§ **DIRECTION**:
Wherever a line holds the word "labels", copy that line out.

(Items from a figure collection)
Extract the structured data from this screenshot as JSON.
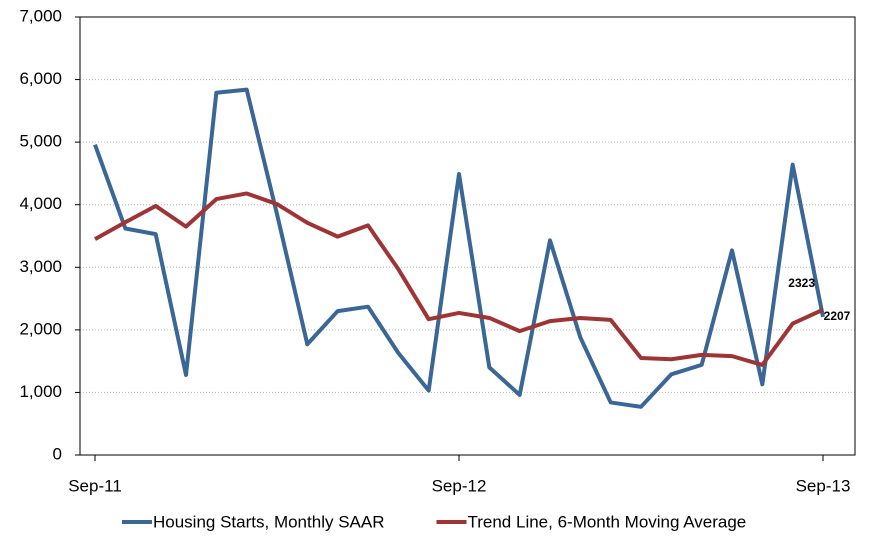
{
  "chart_data": {
    "type": "line",
    "categories": [
      "Sep-11",
      null,
      null,
      null,
      null,
      null,
      null,
      null,
      null,
      null,
      null,
      null,
      "Sep-12",
      null,
      null,
      null,
      null,
      null,
      null,
      null,
      null,
      null,
      null,
      null,
      "Sep-13"
    ],
    "series": [
      {
        "name": "Housing Starts, Monthly SAAR",
        "color": "#3b6796",
        "values": [
          4960,
          3620,
          3530,
          1280,
          5790,
          5840,
          3850,
          1770,
          2300,
          2370,
          1630,
          1030,
          4490,
          1400,
          960,
          3430,
          1880,
          840,
          770,
          1290,
          1440,
          3270,
          1130,
          4640,
          2207
        ]
      },
      {
        "name": "Trend Line, 6-Month Moving Average",
        "color": "#9e3434",
        "values": [
          3450,
          3720,
          3980,
          3650,
          4090,
          4180,
          4010,
          3710,
          3490,
          3670,
          2970,
          2170,
          2270,
          2190,
          1980,
          2140,
          2190,
          2160,
          1550,
          1530,
          1600,
          1580,
          1440,
          2100,
          2323
        ]
      }
    ],
    "ylim": [
      0,
      7000
    ],
    "yticks": [
      0,
      {
        "value": 1000,
        "label": "1,000"
      },
      {
        "value": 2000,
        "label": "2,000"
      },
      {
        "value": 3000,
        "label": "3,000"
      },
      {
        "value": 4000,
        "label": "4,000"
      },
      {
        "value": 5000,
        "label": "5,000"
      },
      {
        "value": 6000,
        "label": "6,000"
      },
      {
        "value": 7000,
        "label": "7,000"
      }
    ],
    "grid": true,
    "legend": "bottom"
  }
}
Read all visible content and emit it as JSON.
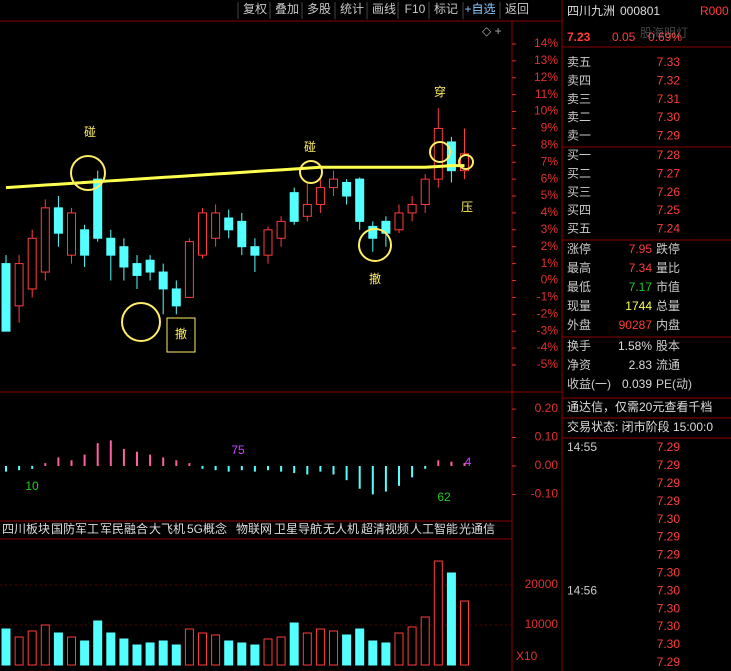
{
  "toolbar": [
    "复权",
    "叠加",
    "多股",
    "统计",
    "画线",
    "F10",
    "标记",
    "+自选",
    "返回"
  ],
  "kline": {
    "type": "candlestick",
    "ylim": [
      -6.6,
      15.3
    ],
    "yticks": [
      {
        "value": 14,
        "label": "14%"
      },
      {
        "value": 13,
        "label": "13%"
      },
      {
        "value": 12,
        "label": "12%"
      },
      {
        "value": 11,
        "label": "11%"
      },
      {
        "value": 10,
        "label": "10%"
      },
      {
        "value": 9,
        "label": "9%"
      },
      {
        "value": 8,
        "label": "8%"
      },
      {
        "value": 7,
        "label": "7%"
      },
      {
        "value": 6,
        "label": "6%"
      },
      {
        "value": 5,
        "label": "5%"
      },
      {
        "value": 4,
        "label": "4%"
      },
      {
        "value": 3,
        "label": "3%"
      },
      {
        "value": 2,
        "label": "2%"
      },
      {
        "value": 1,
        "label": "1%"
      },
      {
        "value": 0,
        "label": "0%"
      },
      {
        "value": -1,
        "label": "-1%"
      },
      {
        "value": -2,
        "label": "-2%"
      },
      {
        "value": -3,
        "label": "-3%"
      },
      {
        "value": -4,
        "label": "-4%"
      },
      {
        "value": -5,
        "label": "-5%"
      }
    ],
    "up_color": "#ff3c3c",
    "down_color": "#54ffff",
    "candles": [
      {
        "o": 1,
        "c": -3,
        "h": 1.5,
        "l": -3
      },
      {
        "o": -1.5,
        "c": 1,
        "h": 1.5,
        "l": -2.5
      },
      {
        "o": -0.5,
        "c": 2.5,
        "h": 3,
        "l": -1
      },
      {
        "o": 0.5,
        "c": 4.3,
        "h": 4.8,
        "l": 0
      },
      {
        "o": 4.3,
        "c": 2.8,
        "h": 5,
        "l": 2
      },
      {
        "o": 1.5,
        "c": 4,
        "h": 4.3,
        "l": 1
      },
      {
        "o": 3,
        "c": 1.5,
        "h": 3.3,
        "l": 0.8
      },
      {
        "o": 6,
        "c": 2.5,
        "h": 6.5,
        "l": 2.3
      },
      {
        "o": 2.5,
        "c": 1.5,
        "h": 3,
        "l": 0
      },
      {
        "o": 2,
        "c": 0.8,
        "h": 2.5,
        "l": 0
      },
      {
        "o": 1,
        "c": 0.3,
        "h": 1.5,
        "l": -0.5
      },
      {
        "o": 1.2,
        "c": 0.5,
        "h": 1.5,
        "l": 0
      },
      {
        "o": 0.5,
        "c": -0.5,
        "h": 1,
        "l": -2
      },
      {
        "o": -0.5,
        "c": -1.5,
        "h": 0,
        "l": -2
      },
      {
        "o": -1,
        "c": 2.3,
        "h": 2.5,
        "l": -1
      },
      {
        "o": 1.5,
        "c": 4,
        "h": 4.3,
        "l": 1.3
      },
      {
        "o": 2.5,
        "c": 4,
        "h": 4.5,
        "l": 2
      },
      {
        "o": 3.7,
        "c": 3,
        "h": 4.2,
        "l": 2.5
      },
      {
        "o": 3.5,
        "c": 2,
        "h": 4,
        "l": 1.5
      },
      {
        "o": 2,
        "c": 1.5,
        "h": 2.5,
        "l": 0.5
      },
      {
        "o": 1.5,
        "c": 3,
        "h": 3.2,
        "l": 1
      },
      {
        "o": 2.5,
        "c": 3.5,
        "h": 3.8,
        "l": 2
      },
      {
        "o": 5.2,
        "c": 3.5,
        "h": 5.5,
        "l": 3.3
      },
      {
        "o": 3.8,
        "c": 4.5,
        "h": 5.8,
        "l": 3.5
      },
      {
        "o": 4.5,
        "c": 5.5,
        "h": 6,
        "l": 4
      },
      {
        "o": 5.5,
        "c": 6,
        "h": 6.5,
        "l": 5
      },
      {
        "o": 5.8,
        "c": 5,
        "h": 6,
        "l": 4.5
      },
      {
        "o": 6,
        "c": 3.5,
        "h": 6.1,
        "l": 3
      },
      {
        "o": 3.2,
        "c": 2.5,
        "h": 3.5,
        "l": 1.7
      },
      {
        "o": 3.5,
        "c": 2.8,
        "h": 3.8,
        "l": 2
      },
      {
        "o": 3,
        "c": 4,
        "h": 4.5,
        "l": 2.8
      },
      {
        "o": 4,
        "c": 4.5,
        "h": 5,
        "l": 3.5
      },
      {
        "o": 4.5,
        "c": 6,
        "h": 6.3,
        "l": 4
      },
      {
        "o": 6,
        "c": 9,
        "h": 10.2,
        "l": 5.5
      },
      {
        "o": 8.2,
        "c": 6.5,
        "h": 8.5,
        "l": 5.8
      },
      {
        "o": 6.5,
        "c": 7.5,
        "h": 9,
        "l": 6
      }
    ],
    "ma": {
      "color": "#ffff50",
      "values": [
        5.5,
        5.55,
        5.6,
        5.65,
        5.7,
        5.75,
        5.8,
        5.85,
        5.9,
        5.95,
        6.0,
        6.05,
        6.1,
        6.15,
        6.2,
        6.25,
        6.3,
        6.35,
        6.4,
        6.45,
        6.5,
        6.55,
        6.6,
        6.65,
        6.7,
        6.7,
        6.7,
        6.7,
        6.7,
        6.7,
        6.7,
        6.7,
        6.7,
        6.75,
        6.8,
        6.8
      ]
    },
    "annotations": [
      "碰",
      "碰",
      "穿",
      "压",
      "撤",
      "撤"
    ]
  },
  "macd": {
    "type": "bar",
    "ylim": [
      -0.19,
      0.26
    ],
    "yticks": [
      {
        "value": 0.2,
        "label": "0.20"
      },
      {
        "value": 0.1,
        "label": "0.10"
      },
      {
        "value": 0,
        "label": "0.00"
      },
      {
        "value": -0.1,
        "label": "-0.10"
      }
    ],
    "values": [
      -0.02,
      -0.015,
      -0.01,
      0.01,
      0.03,
      0.02,
      0.04,
      0.08,
      0.09,
      0.06,
      0.05,
      0.04,
      0.03,
      0.02,
      0.01,
      -0.01,
      -0.015,
      -0.02,
      -0.015,
      -0.02,
      -0.015,
      -0.02,
      -0.025,
      -0.03,
      -0.02,
      -0.03,
      -0.05,
      -0.08,
      -0.1,
      -0.09,
      -0.07,
      -0.04,
      -0.01,
      0.02,
      0.015,
      0.01
    ],
    "labels": [
      10,
      75,
      62,
      4
    ]
  },
  "concepts": [
    "四川板块",
    "国防军工",
    "军民融合",
    "大飞机",
    "5G概念",
    "物联网",
    "卫星导航",
    "无人机",
    "超清视频",
    "人工智能",
    "光通信"
  ],
  "volume": {
    "type": "bar",
    "ylim": [
      0,
      31250
    ],
    "yticks": [
      20000,
      10000
    ],
    "unit": "X10",
    "values": [
      9000,
      7000,
      8500,
      10000,
      8000,
      7000,
      6000,
      11000,
      8000,
      6500,
      5000,
      5500,
      6000,
      5000,
      9000,
      8000,
      7500,
      6000,
      5500,
      5000,
      6500,
      7000,
      10500,
      8000,
      9000,
      8500,
      7500,
      9000,
      6000,
      5500,
      8000,
      9500,
      12000,
      26000,
      23000,
      16000
    ]
  },
  "quote": {
    "name": "四川九洲",
    "code": "000801",
    "tag": "R000",
    "price": "7.23",
    "change": "0.05",
    "pct": "0.69%",
    "watermark": "股海明灯",
    "asks": [
      [
        "卖五",
        "7.33"
      ],
      [
        "卖四",
        "7.32"
      ],
      [
        "卖三",
        "7.31"
      ],
      [
        "卖二",
        "7.30"
      ],
      [
        "卖一",
        "7.29"
      ]
    ],
    "bids": [
      [
        "买一",
        "7.28"
      ],
      [
        "买二",
        "7.27"
      ],
      [
        "买三",
        "7.26"
      ],
      [
        "买四",
        "7.25"
      ],
      [
        "买五",
        "7.24"
      ]
    ],
    "stats": [
      [
        "涨停",
        "7.95",
        "跌停"
      ],
      [
        "最高",
        "7.34",
        "量比"
      ],
      [
        "最低",
        "7.17",
        "市值"
      ],
      [
        "现量",
        "1744",
        "总量"
      ],
      [
        "外盘",
        "90287",
        "内盘"
      ]
    ],
    "stats2": [
      [
        "换手",
        "1.58%",
        "股本"
      ],
      [
        "净资",
        "2.83",
        "流通"
      ],
      [
        "收益(一)",
        "0.039",
        "PE(动)"
      ]
    ],
    "ad": "通达信，仅需20元查看千档",
    "status": "交易状态: 闭市阶段 15:00:0",
    "ticks": [
      {
        "time": "14:55",
        "price": "7.29"
      },
      {
        "price": "7.29"
      },
      {
        "price": "7.29"
      },
      {
        "price": "7.29"
      },
      {
        "price": "7.30"
      },
      {
        "price": "7.29"
      },
      {
        "price": "7.29"
      },
      {
        "price": "7.30"
      },
      {
        "time": "14:56",
        "price": "7.30"
      },
      {
        "price": "7.30"
      },
      {
        "price": "7.30"
      },
      {
        "price": "7.30"
      },
      {
        "price": "7.29"
      }
    ]
  }
}
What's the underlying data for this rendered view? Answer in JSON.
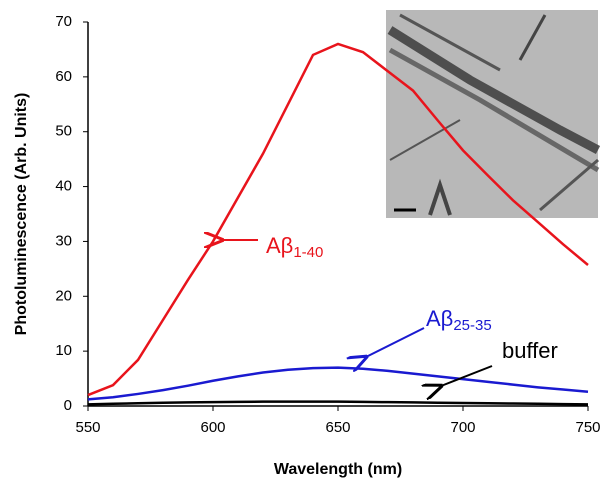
{
  "chart_data": {
    "type": "line",
    "x_label": "Wavelength (nm)",
    "y_label": "Photoluminescence (Arb. Units)",
    "x": [
      550,
      560,
      570,
      580,
      590,
      600,
      610,
      620,
      630,
      640,
      650,
      660,
      670,
      680,
      690,
      700,
      710,
      720,
      730,
      740,
      750
    ],
    "series": [
      {
        "color": "#e8141c",
        "values": [
          2,
          3.8,
          8.4,
          15.7,
          23,
          30,
          38,
          46,
          55,
          64,
          66,
          64.5,
          61,
          57.5,
          52,
          46.6,
          42,
          37.5,
          33.5,
          29.5,
          25.7
        ]
      },
      {
        "color": "#1a1ad0",
        "values": [
          1.2,
          1.6,
          2.2,
          2.9,
          3.7,
          4.6,
          5.4,
          6.1,
          6.6,
          6.9,
          7,
          6.8,
          6.4,
          5.9,
          5.4,
          4.9,
          4.4,
          3.9,
          3.4,
          3.0,
          2.6
        ]
      },
      {
        "color": "#000000",
        "values": [
          0.3,
          0.4,
          0.5,
          0.6,
          0.65,
          0.7,
          0.75,
          0.8,
          0.8,
          0.8,
          0.8,
          0.75,
          0.7,
          0.65,
          0.6,
          0.55,
          0.5,
          0.45,
          0.4,
          0.35,
          0.3
        ]
      }
    ],
    "annotations": [
      {
        "text": "Aβ",
        "sub": "1-40",
        "color": "#e8141c"
      },
      {
        "text": "Aβ",
        "sub": "25-35",
        "color": "#1a1ad0"
      },
      {
        "text": "buffer",
        "color": "#000000"
      }
    ],
    "xlim": [
      550,
      750
    ],
    "xticks": [
      550,
      600,
      650,
      700,
      750
    ],
    "ylim": [
      0,
      70
    ],
    "yticks": [
      0,
      10,
      20,
      30,
      40,
      50,
      60,
      70
    ]
  }
}
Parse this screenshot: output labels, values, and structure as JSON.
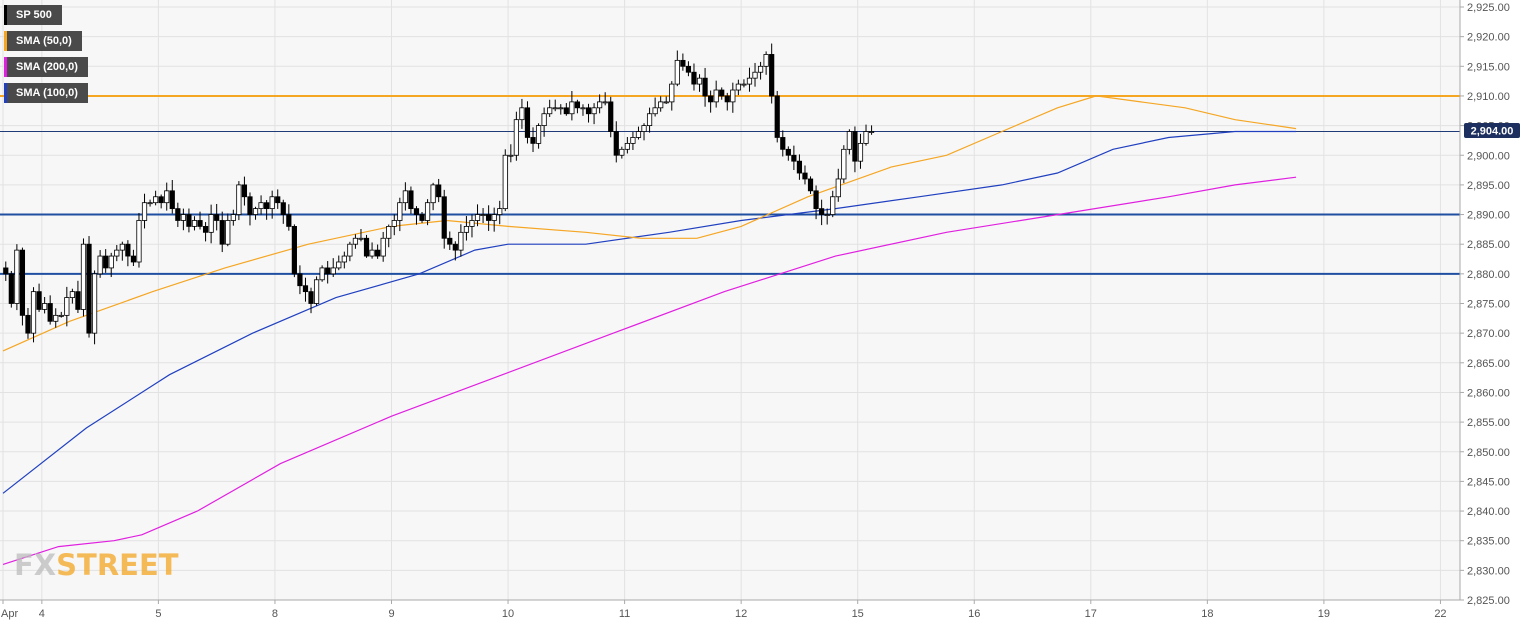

§ **RESPONSE BELOW**:
    "labels": [
Parse this screenshot: output labels, values, and structure as JSON.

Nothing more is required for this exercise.